─── Given passage ───

Hybrid sales in the UK and mainland Europe have doubled over the past five years and show no signs of easing. The KIA NIRO – the Korean carmaker’s third plug-in hybrid after the Optima and Optima Sportswagon – slots into this blossoming market place. Continuing just-auto/AIC’s review of interior design and technology trends, we slip inside this compact crossover to see if this is just another small SUV or something different.
Once seated, the fascia and gloss black information clusters follow what is becoming a modern theme for the Korean brand, starting with a wide dashboard set out on horizontal lines. The dash itself is split into upper display area and lower control area where the heating, ventilation and driver assistance switches are located.
Material-wise, the areas of the cabin that you touch the most are swathed in soft-touch materials, while other parts are hard plastic set beneath a light grey headliner. A leather-trimmed steering wheel and gearshifter, high-gloss black inserts hither and thither and satin chrome interior door handles add to the classy feel. Elsewhere in the cabin, just about every last nook and cranny has been used for storage of bits and bobs.
Since launch, Kia has introduced a series of visual and material upgrades including soft-touch coatings and satin chrome highlights to the dashboard, a larger touchscreen and greater choice of cloth and leather upholstery on certain trim levels. The Niro also now has an electric park brake in place of the previous foot-operated parking brake to release more space for oddments in the centre console, and is fitted in the UK with a tyre mobility kit rather than a spare wheel to reduce weight and ensure the boot is as large as possible.

───

_Problem to solve_
Please turn the paragraph of the Kia Niro interior review above that begins "Since launch, Kia has introduced" into a bulleted list of the changes it describes.

─── Dataset content ───

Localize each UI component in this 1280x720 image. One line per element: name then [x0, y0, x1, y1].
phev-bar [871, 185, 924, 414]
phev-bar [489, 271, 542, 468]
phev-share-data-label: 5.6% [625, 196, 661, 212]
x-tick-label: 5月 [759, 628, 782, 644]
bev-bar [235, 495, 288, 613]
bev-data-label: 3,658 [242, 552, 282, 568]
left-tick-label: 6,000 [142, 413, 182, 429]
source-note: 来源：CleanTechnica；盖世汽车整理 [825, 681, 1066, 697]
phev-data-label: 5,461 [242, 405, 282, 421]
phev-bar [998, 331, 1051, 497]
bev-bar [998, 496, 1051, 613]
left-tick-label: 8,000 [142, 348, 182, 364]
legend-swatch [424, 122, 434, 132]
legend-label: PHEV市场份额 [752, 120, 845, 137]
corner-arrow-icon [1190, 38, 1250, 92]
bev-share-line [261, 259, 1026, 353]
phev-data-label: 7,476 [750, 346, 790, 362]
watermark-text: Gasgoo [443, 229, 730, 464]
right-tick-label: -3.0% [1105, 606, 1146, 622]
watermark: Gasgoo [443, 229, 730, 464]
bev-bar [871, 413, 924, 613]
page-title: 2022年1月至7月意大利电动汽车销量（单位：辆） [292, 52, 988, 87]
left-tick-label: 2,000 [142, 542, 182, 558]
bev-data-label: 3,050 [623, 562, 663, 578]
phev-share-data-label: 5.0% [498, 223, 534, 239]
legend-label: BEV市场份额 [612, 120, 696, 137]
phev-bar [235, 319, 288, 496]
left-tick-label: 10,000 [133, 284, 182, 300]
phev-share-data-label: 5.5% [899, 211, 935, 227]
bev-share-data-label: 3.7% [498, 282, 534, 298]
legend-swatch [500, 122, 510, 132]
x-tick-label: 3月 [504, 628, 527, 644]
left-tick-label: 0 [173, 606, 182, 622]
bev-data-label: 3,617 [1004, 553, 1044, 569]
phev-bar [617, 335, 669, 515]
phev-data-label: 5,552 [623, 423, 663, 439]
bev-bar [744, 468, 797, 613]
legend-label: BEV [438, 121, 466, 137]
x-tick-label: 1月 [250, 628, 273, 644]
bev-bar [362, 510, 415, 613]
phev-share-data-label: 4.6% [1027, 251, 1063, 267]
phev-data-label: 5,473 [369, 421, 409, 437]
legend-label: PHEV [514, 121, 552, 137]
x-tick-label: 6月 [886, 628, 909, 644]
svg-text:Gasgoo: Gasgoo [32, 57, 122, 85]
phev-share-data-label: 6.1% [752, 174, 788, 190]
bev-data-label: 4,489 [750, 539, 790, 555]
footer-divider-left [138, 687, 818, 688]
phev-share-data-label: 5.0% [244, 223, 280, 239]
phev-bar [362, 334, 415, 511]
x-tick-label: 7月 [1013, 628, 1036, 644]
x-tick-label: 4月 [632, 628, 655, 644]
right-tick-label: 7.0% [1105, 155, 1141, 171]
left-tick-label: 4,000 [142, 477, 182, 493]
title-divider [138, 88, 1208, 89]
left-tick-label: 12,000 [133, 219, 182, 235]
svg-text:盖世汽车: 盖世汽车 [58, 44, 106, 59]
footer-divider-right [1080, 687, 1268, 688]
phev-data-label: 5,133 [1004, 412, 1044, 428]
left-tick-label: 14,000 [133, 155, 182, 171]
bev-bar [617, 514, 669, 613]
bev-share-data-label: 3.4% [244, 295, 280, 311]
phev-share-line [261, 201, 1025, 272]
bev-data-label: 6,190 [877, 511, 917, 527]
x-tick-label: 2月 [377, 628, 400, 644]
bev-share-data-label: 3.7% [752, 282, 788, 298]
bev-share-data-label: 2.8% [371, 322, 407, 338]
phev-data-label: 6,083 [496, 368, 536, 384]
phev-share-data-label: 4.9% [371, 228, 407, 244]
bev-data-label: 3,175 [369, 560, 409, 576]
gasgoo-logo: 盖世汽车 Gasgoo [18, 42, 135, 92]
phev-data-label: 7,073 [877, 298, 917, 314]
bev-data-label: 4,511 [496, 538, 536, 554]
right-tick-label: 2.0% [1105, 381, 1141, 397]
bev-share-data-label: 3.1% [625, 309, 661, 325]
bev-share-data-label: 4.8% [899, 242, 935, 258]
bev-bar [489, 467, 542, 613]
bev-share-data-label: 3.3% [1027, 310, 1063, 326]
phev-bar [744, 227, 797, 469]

───

_Solution for this problem_
- Soft-touch coatings and satin chrome highlights added to the dashboard
- A larger touchscreen
- More choice of cloth and leather upholstery on certain trim levels
- An electric park brake replacing the foot-operated parking brake, freeing space for oddments in the center console
- In the UK, a tire mobility kit instead of a spare wheel, cutting weight and keeping the boot as large as possible